[A run of records]
╔══
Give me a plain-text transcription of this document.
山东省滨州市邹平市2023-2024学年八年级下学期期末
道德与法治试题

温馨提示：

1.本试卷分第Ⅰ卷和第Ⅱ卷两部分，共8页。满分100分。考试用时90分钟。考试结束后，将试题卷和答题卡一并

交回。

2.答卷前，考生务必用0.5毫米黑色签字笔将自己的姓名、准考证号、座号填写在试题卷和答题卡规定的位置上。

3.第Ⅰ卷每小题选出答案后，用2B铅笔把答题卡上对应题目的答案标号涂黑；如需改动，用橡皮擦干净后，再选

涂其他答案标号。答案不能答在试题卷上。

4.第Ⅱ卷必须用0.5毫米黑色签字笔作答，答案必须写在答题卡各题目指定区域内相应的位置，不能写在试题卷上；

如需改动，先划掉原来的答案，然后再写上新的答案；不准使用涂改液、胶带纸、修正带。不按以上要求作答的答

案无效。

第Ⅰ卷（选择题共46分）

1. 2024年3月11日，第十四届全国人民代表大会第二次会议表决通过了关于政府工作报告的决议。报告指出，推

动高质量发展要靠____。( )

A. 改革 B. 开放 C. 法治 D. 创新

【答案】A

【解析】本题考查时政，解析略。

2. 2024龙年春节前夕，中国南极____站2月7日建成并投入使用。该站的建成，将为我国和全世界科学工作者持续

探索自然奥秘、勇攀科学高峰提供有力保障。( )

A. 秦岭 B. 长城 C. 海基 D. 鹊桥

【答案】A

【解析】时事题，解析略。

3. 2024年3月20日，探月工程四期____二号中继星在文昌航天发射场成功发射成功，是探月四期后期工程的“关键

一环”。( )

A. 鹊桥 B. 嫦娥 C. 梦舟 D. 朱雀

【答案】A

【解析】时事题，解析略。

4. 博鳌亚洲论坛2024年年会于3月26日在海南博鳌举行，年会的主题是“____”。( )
╚══
- [What you should do] Locate the string "如需改动" in the listing above and copy every line where it occurs.

- [Reply to the exercise]
3.第Ⅰ卷每小题选出答案后，用2B铅笔把答题卡上对应题目的答案标号涂黑；如需改动，用橡皮擦干净后，再选
如需改动，先划掉原来的答案，然后再写上新的答案；不准使用涂改液、胶带纸、修正带。不按以上要求作答的答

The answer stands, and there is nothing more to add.